Report how many lines in the listing below include the word "JSON". Write nothing besides the number.
[start]
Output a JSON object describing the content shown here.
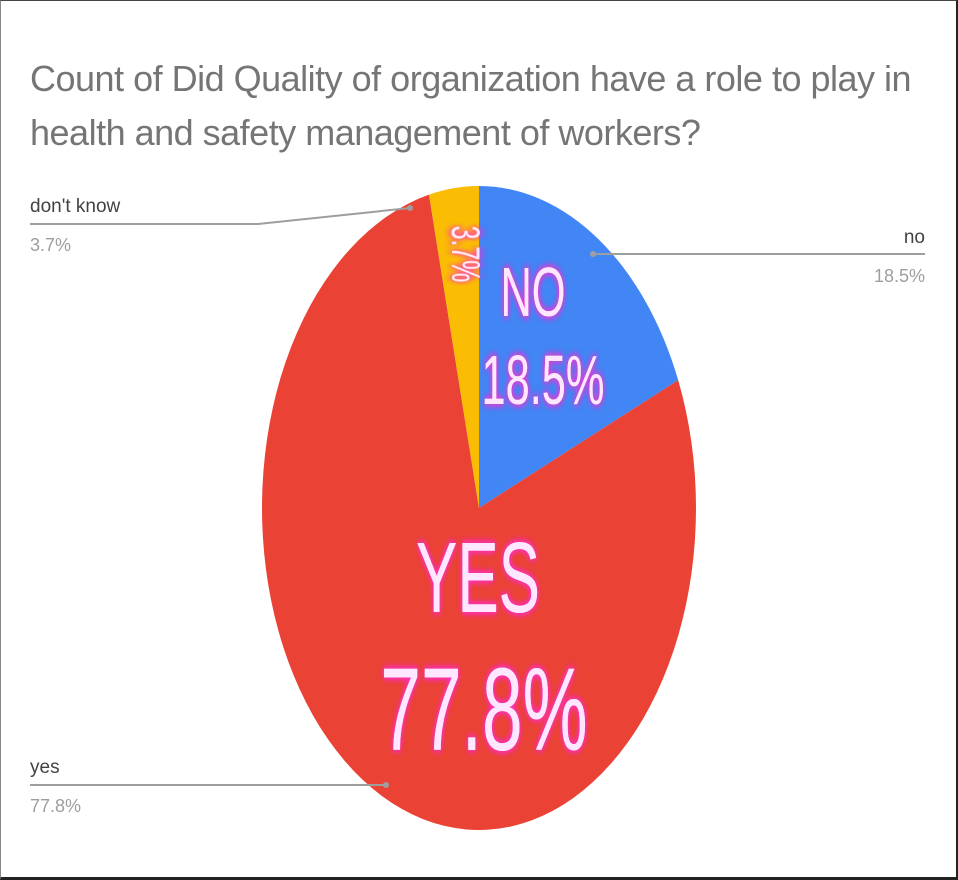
{
  "chart_data": {
    "type": "pie",
    "title": "Count of  Did Quality of organization have a role to play in health and safety management of workers?",
    "slices": [
      {
        "label": "no",
        "value": 18.5,
        "percent_label": "18.5%",
        "inner_label": "NO",
        "color": "#4285f4",
        "legend_side": "right"
      },
      {
        "label": "yes",
        "value": 77.8,
        "percent_label": "77.8%",
        "inner_label": "YES",
        "color": "#ea4335",
        "legend_side": "left"
      },
      {
        "label": "don't know",
        "value": 3.7,
        "percent_label": "3.7%",
        "inner_label": "3.7%",
        "color": "#fbbc04",
        "legend_side": "left"
      }
    ],
    "start_angle_deg": 0,
    "direction": "clockwise"
  },
  "colors": {
    "title": "#757575",
    "leader_line": "#9e9e9e",
    "legend_text": "#424242",
    "legend_percent": "#9e9e9e",
    "inner_text_fill": "#ffe8ff",
    "inner_text_glow": "#ff2fd0"
  }
}
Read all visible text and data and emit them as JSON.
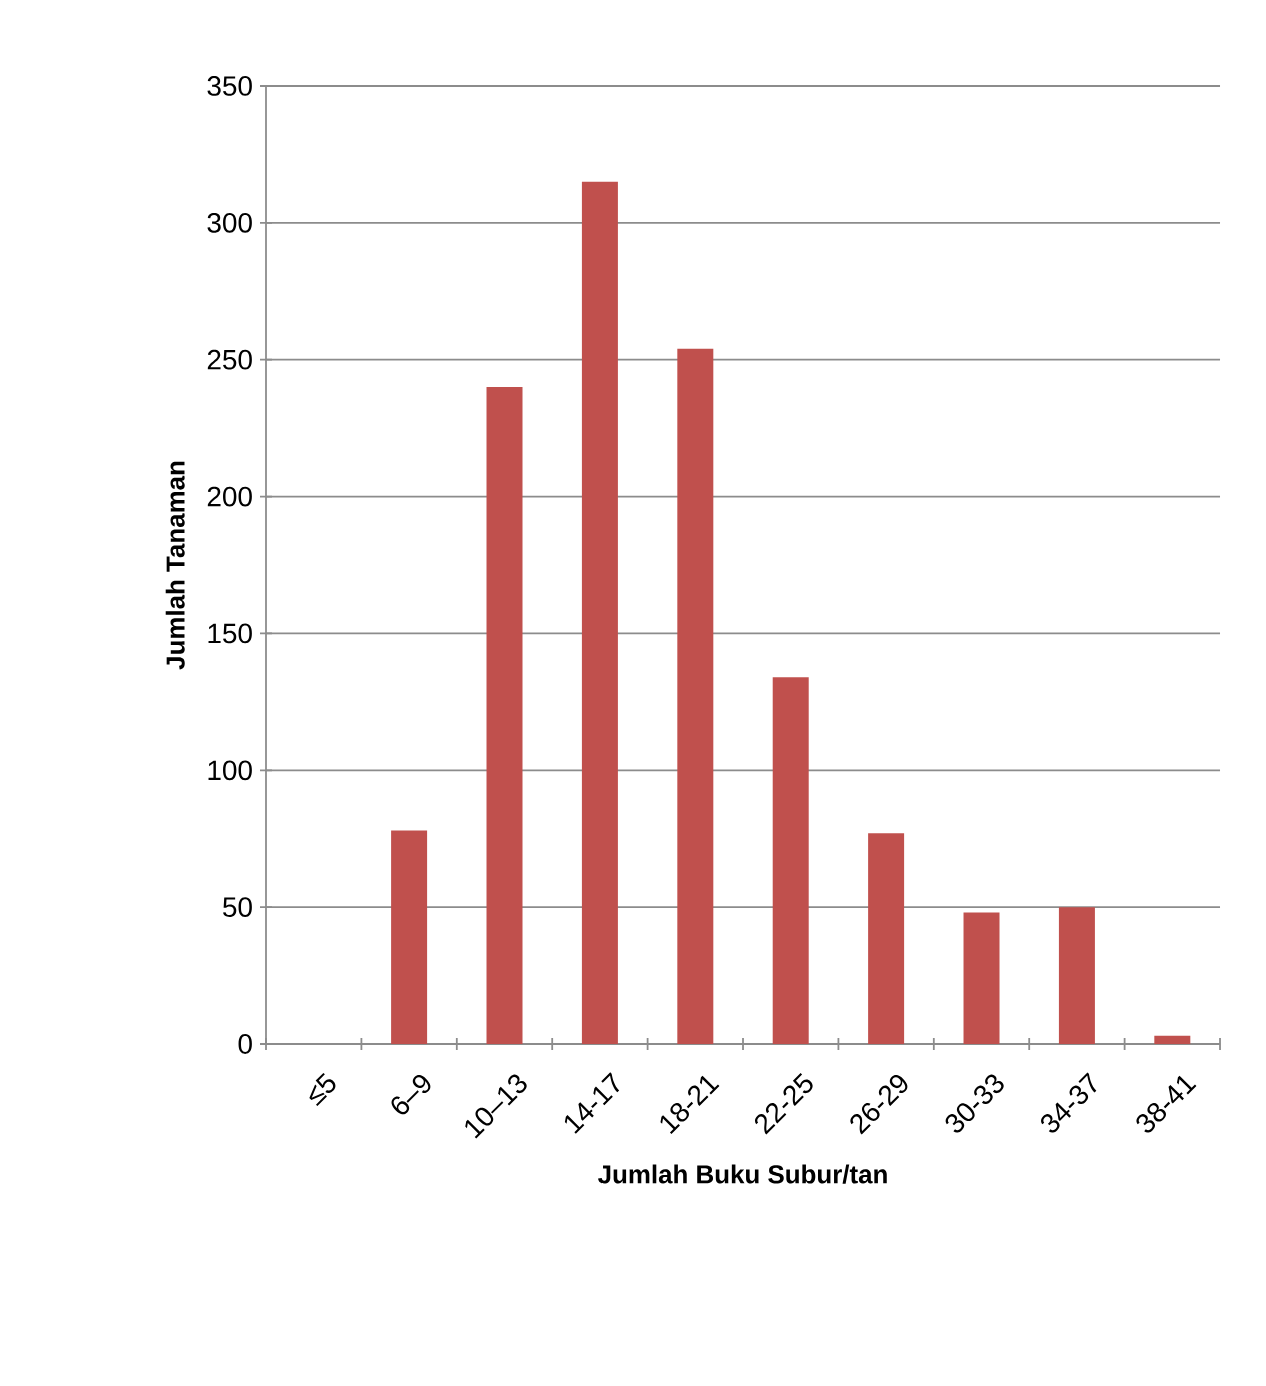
{
  "chart_data": {
    "type": "bar",
    "xlabel": "Jumlah Buku  Subur/tan",
    "ylabel": "Jumlah Tanaman",
    "categories": [
      "≤5",
      "6–9",
      "10–13",
      "14-17",
      "18-21",
      "22-25",
      "26-29",
      "30-33",
      "34-37",
      "38-41"
    ],
    "values": [
      0,
      78,
      240,
      315,
      254,
      134,
      77,
      48,
      50,
      3
    ],
    "color": "#c0504d",
    "ylim": [
      0,
      350
    ],
    "yticks": [
      0,
      50,
      100,
      150,
      200,
      250,
      300,
      350
    ],
    "grid": "y"
  }
}
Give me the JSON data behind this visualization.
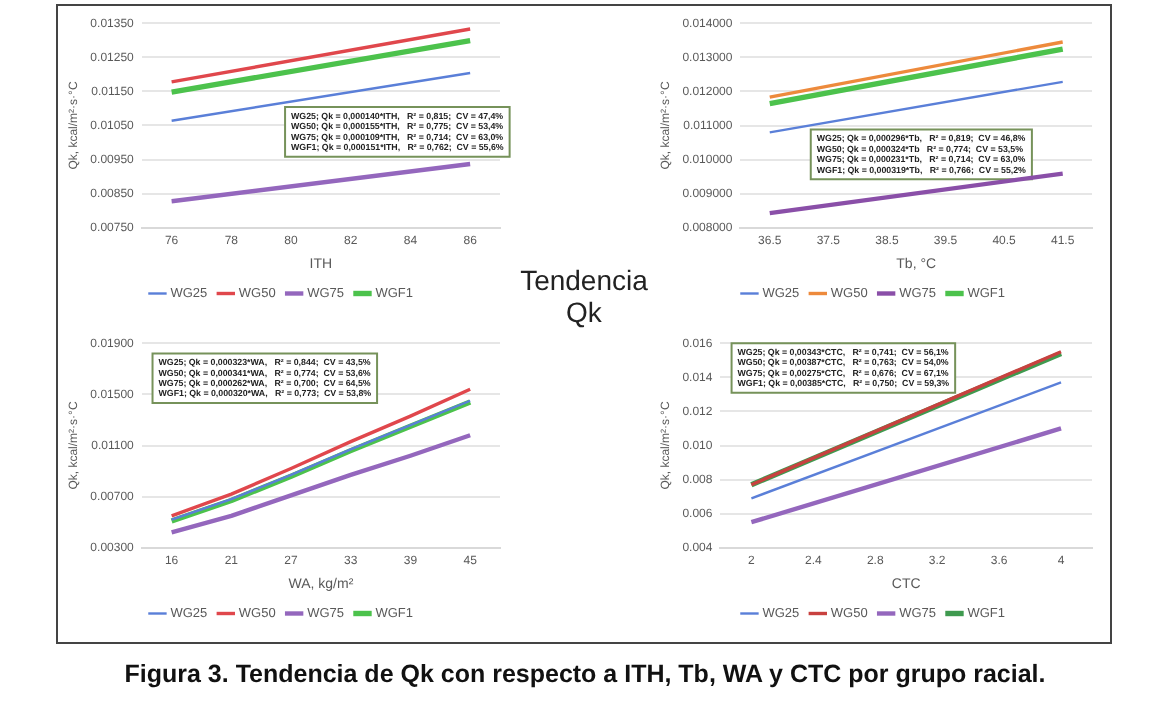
{
  "chart_data": [
    {
      "type": "line",
      "xlabel": "ITH",
      "ylabel": "Qk, kcal/m²·s·°C",
      "x": [
        76,
        86
      ],
      "xlim": [
        75,
        87
      ],
      "xticks": [
        76,
        78,
        80,
        82,
        84,
        86
      ],
      "ylim": [
        0.0075,
        0.0135
      ],
      "yticks": [
        {
          "value": 0.0075,
          "label": "0.00750"
        },
        {
          "value": 0.0085,
          "label": "0.00850"
        },
        {
          "value": 0.0095,
          "label": "0.00950"
        },
        {
          "value": 0.0105,
          "label": "0.01050"
        },
        {
          "value": 0.0115,
          "label": "0.01150"
        },
        {
          "value": 0.0125,
          "label": "0.01250"
        },
        {
          "value": 0.0135,
          "label": "0.01350"
        }
      ],
      "grid": "y",
      "legend": "bottom",
      "marker": "none",
      "line_style": "solid",
      "series": [
        {
          "name": "WG25",
          "color": "#5a7fd8",
          "values": [
            0.01064,
            0.01204
          ]
        },
        {
          "name": "WG50",
          "color": "#e0474c",
          "values": [
            0.01178,
            0.01333
          ]
        },
        {
          "name": "WG75",
          "color": "#9467bd",
          "values": [
            0.00828,
            0.00937
          ]
        },
        {
          "name": "WGF1",
          "color": "#4cc24c",
          "values": [
            0.01148,
            0.01299
          ]
        }
      ],
      "annotations": [
        "WG25; Qk = 0,000140*ITH,   R² = 0,815;  CV = 47,4%",
        "WG50; Qk = 0,000155*ITH,   R² = 0,775;  CV = 53,4%",
        "WG75; Qk = 0,000109*ITH,   R² = 0,714;  CV = 63,0%",
        "WGF1; Qk = 0,000151*ITH,   R² = 0,762;  CV = 55,6%"
      ]
    },
    {
      "type": "line",
      "xlabel": "Tb, °C",
      "ylabel": "Qk, kcal/m²·s·°C",
      "x": [
        36.5,
        41.5
      ],
      "xlim": [
        36,
        42
      ],
      "xticks": [
        36.5,
        37.5,
        38.5,
        39.5,
        40.5,
        41.5
      ],
      "ylim": [
        0.008,
        0.014
      ],
      "yticks": [
        {
          "value": 0.008,
          "label": "0.008000"
        },
        {
          "value": 0.009,
          "label": "0.009000"
        },
        {
          "value": 0.01,
          "label": "0.010000"
        },
        {
          "value": 0.011,
          "label": "0.011000"
        },
        {
          "value": 0.012,
          "label": "0.012000"
        },
        {
          "value": 0.013,
          "label": "0.013000"
        },
        {
          "value": 0.014,
          "label": "0.014000"
        }
      ],
      "grid": "y",
      "legend": "bottom",
      "marker": "none",
      "line_style": "solid",
      "series": [
        {
          "name": "WG25",
          "color": "#5a7fd8",
          "values": [
            0.0108,
            0.01228
          ]
        },
        {
          "name": "WG50",
          "color": "#ed8a3c",
          "values": [
            0.01183,
            0.01345
          ]
        },
        {
          "name": "WG75",
          "color": "#8a4fa8",
          "values": [
            0.00843,
            0.00959
          ]
        },
        {
          "name": "WGF1",
          "color": "#4cc24c",
          "values": [
            0.01164,
            0.01324
          ]
        }
      ],
      "annotations": [
        "WG25; Qk = 0,000296*Tb,   R² = 0,819;  CV = 46,8%",
        "WG50; Qk = 0,000324*Tb   R² = 0,774;  CV = 53,5%",
        "WG75; Qk = 0,000231*Tb,   R² = 0,714;  CV = 63,0%",
        "WGF1; Qk = 0,000319*Tb,   R² = 0,766;  CV = 55,2%"
      ]
    },
    {
      "type": "line",
      "xlabel": "WA, kg/m²",
      "ylabel": "Qk, kcal/m²·s·°C",
      "categories": [
        "16",
        "21",
        "27",
        "33",
        "39",
        "45"
      ],
      "ylim": [
        0.003,
        0.019
      ],
      "yticks": [
        {
          "value": 0.003,
          "label": "0.00300"
        },
        {
          "value": 0.007,
          "label": "0.00700"
        },
        {
          "value": 0.011,
          "label": "0.01100"
        },
        {
          "value": 0.015,
          "label": "0.01500"
        },
        {
          "value": 0.019,
          "label": "0.01900"
        }
      ],
      "grid": "y",
      "legend": "bottom",
      "marker": "none",
      "line_style": "solid",
      "series": [
        {
          "name": "WG25",
          "color": "#5a7fd8",
          "values": [
            0.0052,
            0.0068,
            0.0087,
            0.0107,
            0.0126,
            0.0145
          ]
        },
        {
          "name": "WG50",
          "color": "#e0474c",
          "values": [
            0.0055,
            0.0072,
            0.0092,
            0.0113,
            0.0133,
            0.0154
          ]
        },
        {
          "name": "WG75",
          "color": "#9467bd",
          "values": [
            0.0042,
            0.0055,
            0.0071,
            0.0087,
            0.0102,
            0.0118
          ]
        },
        {
          "name": "WGF1",
          "color": "#4cc24c",
          "values": [
            0.0051,
            0.0067,
            0.0086,
            0.0106,
            0.0125,
            0.0144
          ]
        }
      ],
      "annotations": [
        "WG25; Qk = 0,000323*WA,   R² = 0,844;  CV = 43,5%",
        "WG50; Qk = 0,000341*WA,   R² = 0,774;  CV = 53,6%",
        "WG75; Qk = 0,000262*WA,   R² = 0,700;  CV = 64,5%",
        "WGF1; Qk = 0,000320*WA,   R² = 0,773;  CV = 53,8%"
      ]
    },
    {
      "type": "line",
      "xlabel": "CTC",
      "ylabel": "Qk, kcal/m²·s·°C",
      "x": [
        2,
        4
      ],
      "xlim": [
        1.8,
        4.2
      ],
      "xticks": [
        2,
        2.4,
        2.8,
        3.2,
        3.6,
        4
      ],
      "ylim": [
        0.004,
        0.016
      ],
      "yticks": [
        {
          "value": 0.004,
          "label": "0.004"
        },
        {
          "value": 0.006,
          "label": "0.006"
        },
        {
          "value": 0.008,
          "label": "0.008"
        },
        {
          "value": 0.01,
          "label": "0.010"
        },
        {
          "value": 0.012,
          "label": "0.012"
        },
        {
          "value": 0.014,
          "label": "0.014"
        },
        {
          "value": 0.016,
          "label": "0.016"
        }
      ],
      "grid": "y",
      "legend": "bottom",
      "marker": "none",
      "line_style": "solid",
      "series": [
        {
          "name": "WG25",
          "color": "#5a7fd8",
          "values": [
            0.0069,
            0.0137
          ]
        },
        {
          "name": "WG50",
          "color": "#c8413f",
          "values": [
            0.0077,
            0.0155
          ]
        },
        {
          "name": "WG75",
          "color": "#9467bd",
          "values": [
            0.0055,
            0.011
          ]
        },
        {
          "name": "WGF1",
          "color": "#3f9a4f",
          "values": [
            0.0077,
            0.0154
          ]
        }
      ],
      "annotations": [
        "WG25; Qk = 0,00343*CTC,   R² = 0,741;  CV = 56,1%",
        "WG50; Qk = 0,00387*CTC,   R² = 0,763;  CV = 54,0%",
        "WG75; Qk = 0,00275*CTC,   R² = 0,676;  CV = 67,1%",
        "WGF1; Qk = 0,00385*CTC,   R² = 0,750;  CV = 59,3%"
      ]
    },
    {
      "type": "other",
      "title": "Tendencia Qk",
      "annotations": [
        "Figura 3. Tendencia de Qk con respecto a ITH, Tb, WA y CTC por grupo racial."
      ]
    }
  ]
}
[end]
SOLVED PROBLEM: 3